Items from a dataset:

▶

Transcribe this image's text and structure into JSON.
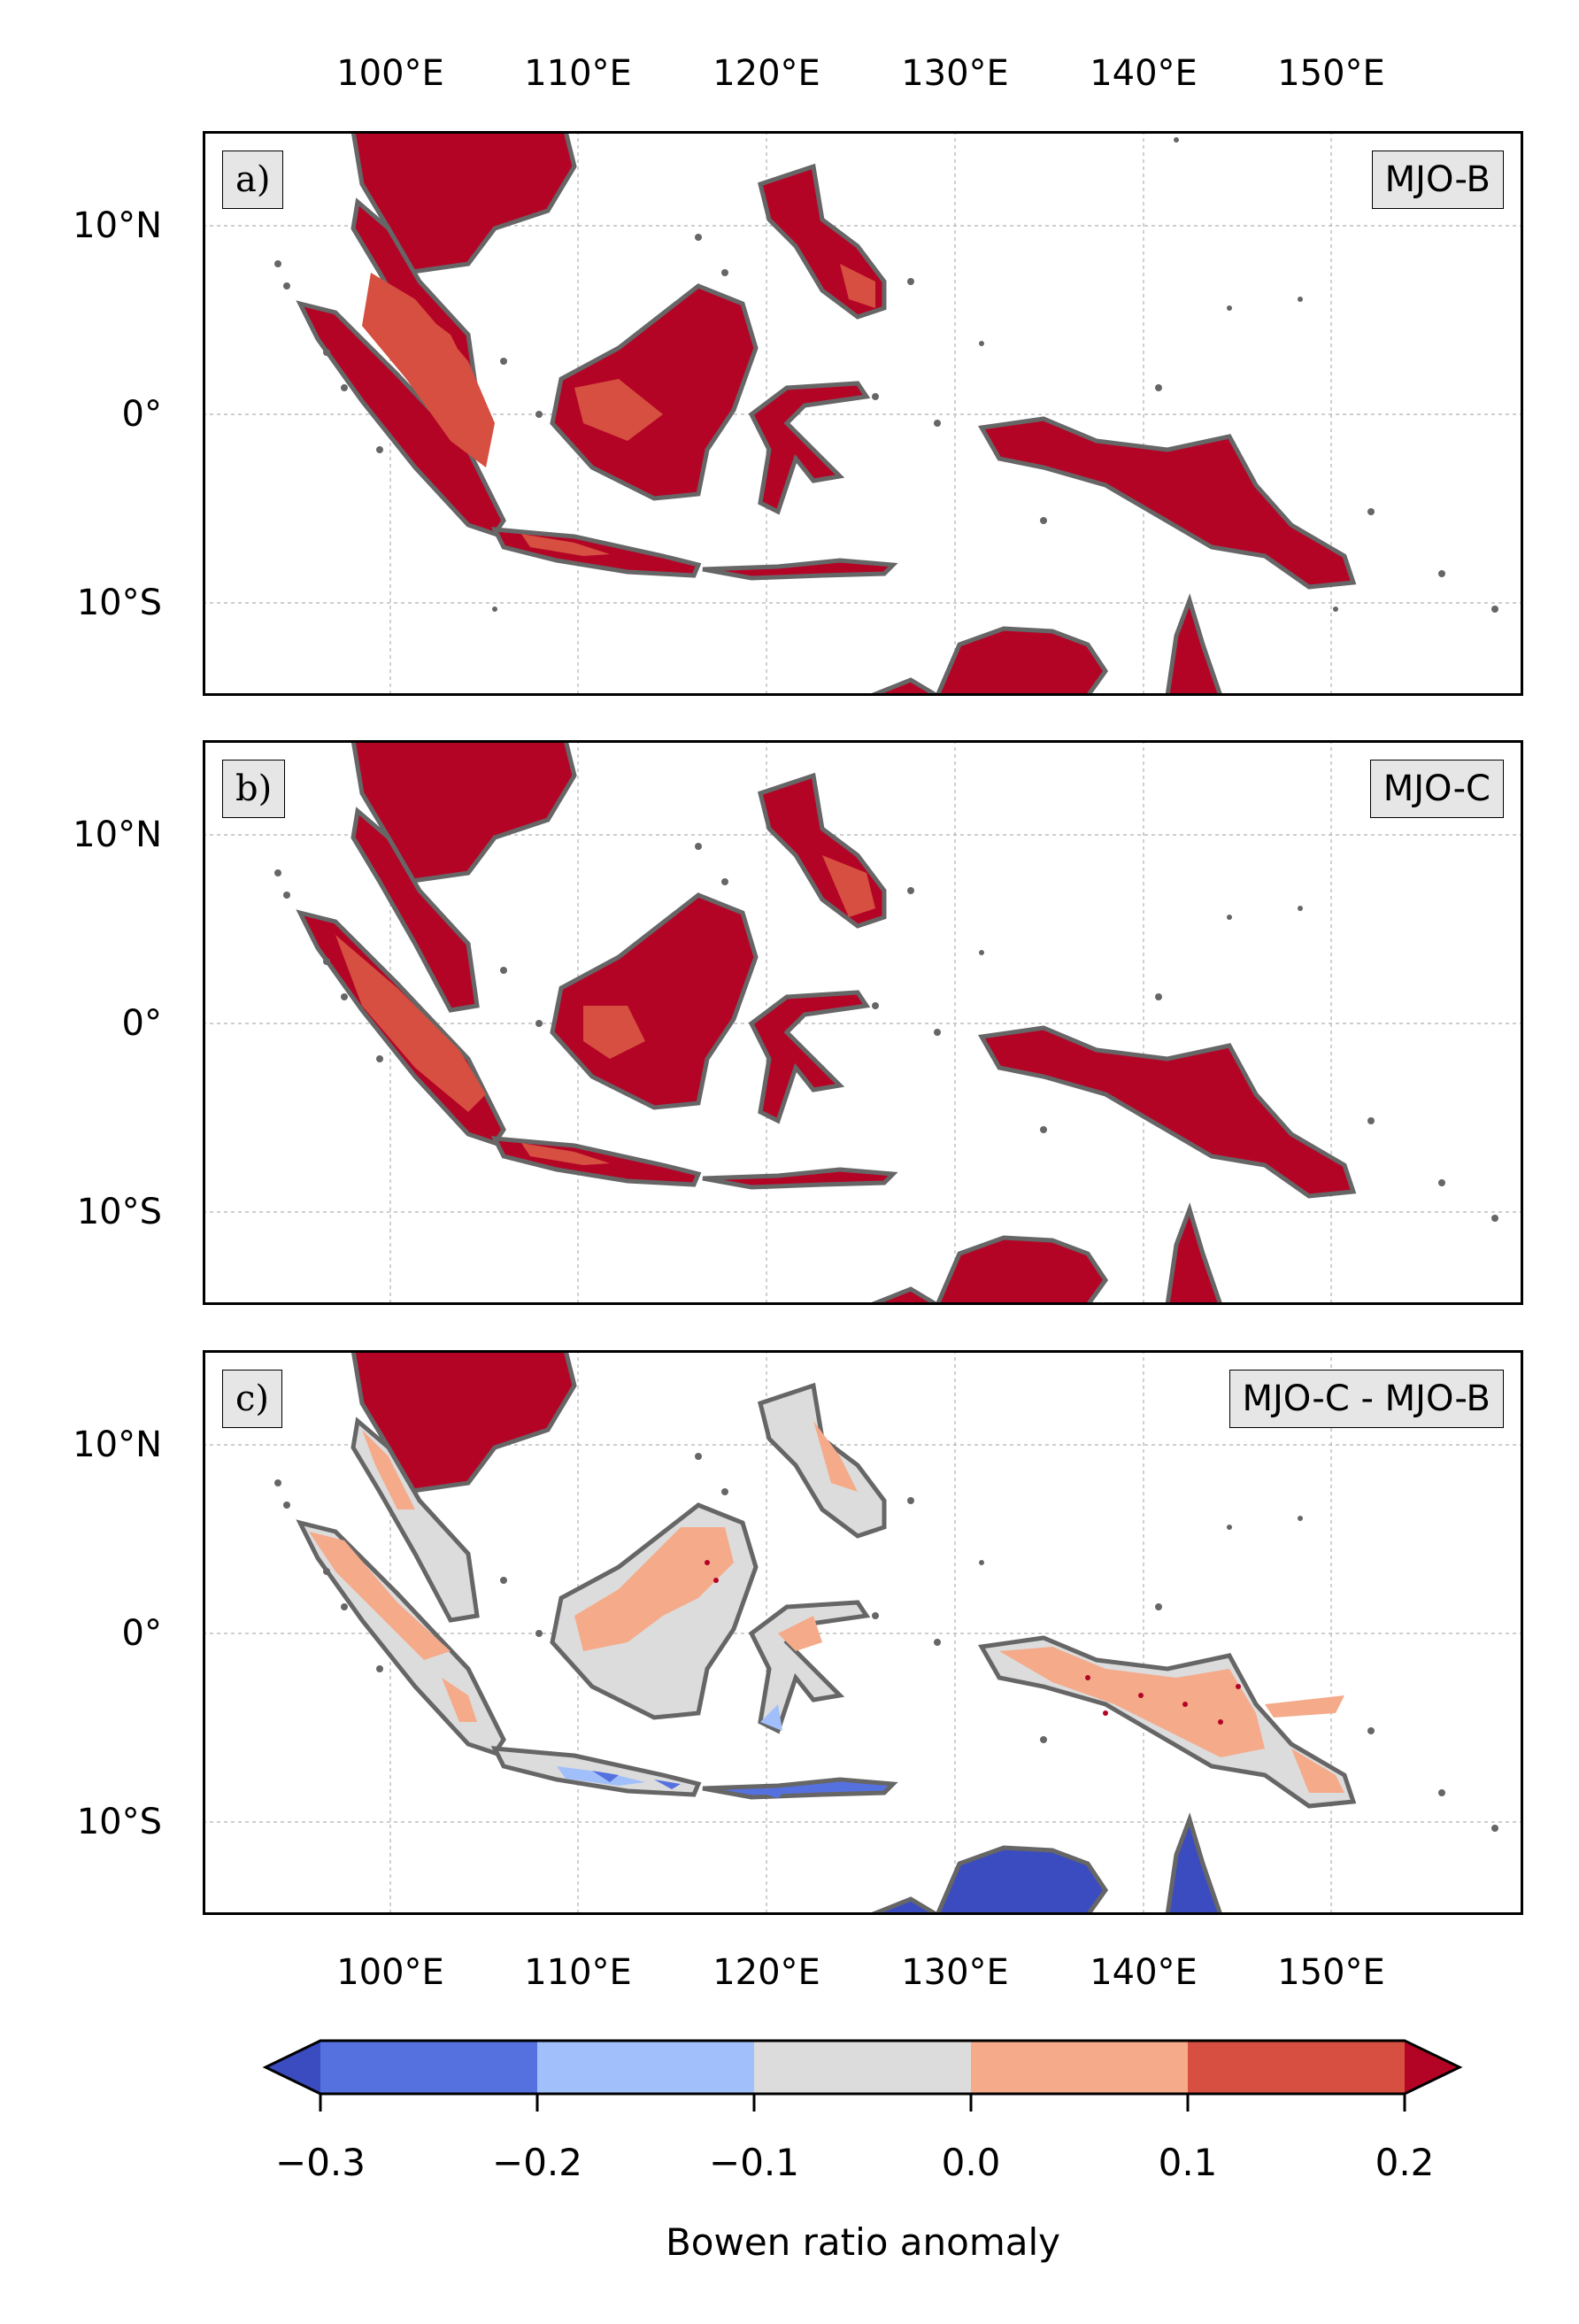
{
  "panels": [
    {
      "letter": "a)",
      "title": "MJO-B"
    },
    {
      "letter": "b)",
      "title": "MJO-C"
    },
    {
      "letter": "c)",
      "title": "MJO-C - MJO-B"
    }
  ],
  "lon_ticks": [
    "100°E",
    "110°E",
    "120°E",
    "130°E",
    "140°E",
    "150°E"
  ],
  "lat_ticks": [
    "10°N",
    "0°",
    "10°S"
  ],
  "map_extent": {
    "lon": [
      90,
      160
    ],
    "lat": [
      -15,
      15
    ]
  },
  "colorbar": {
    "label": "Bowen ratio anomaly",
    "ticks": [
      "−0.3",
      "−0.2",
      "−0.1",
      "0.0",
      "0.1",
      "0.2"
    ],
    "boundaries": [
      -0.3,
      -0.2,
      -0.1,
      0.0,
      0.1,
      0.2
    ],
    "colors": [
      "#5571e0",
      "#a1bffa",
      "#dcdcdc",
      "#f5aa8a",
      "#d64f40"
    ],
    "under_color": "#3b4cc0",
    "over_color": "#b40426",
    "extend": "both"
  },
  "colors": {
    "land_border": "#666666",
    "grid": "#b0b0b0"
  }
}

◀

Job: What is the number of lines in these records that contain "title"? Reply with the number only.

Complete answer: 3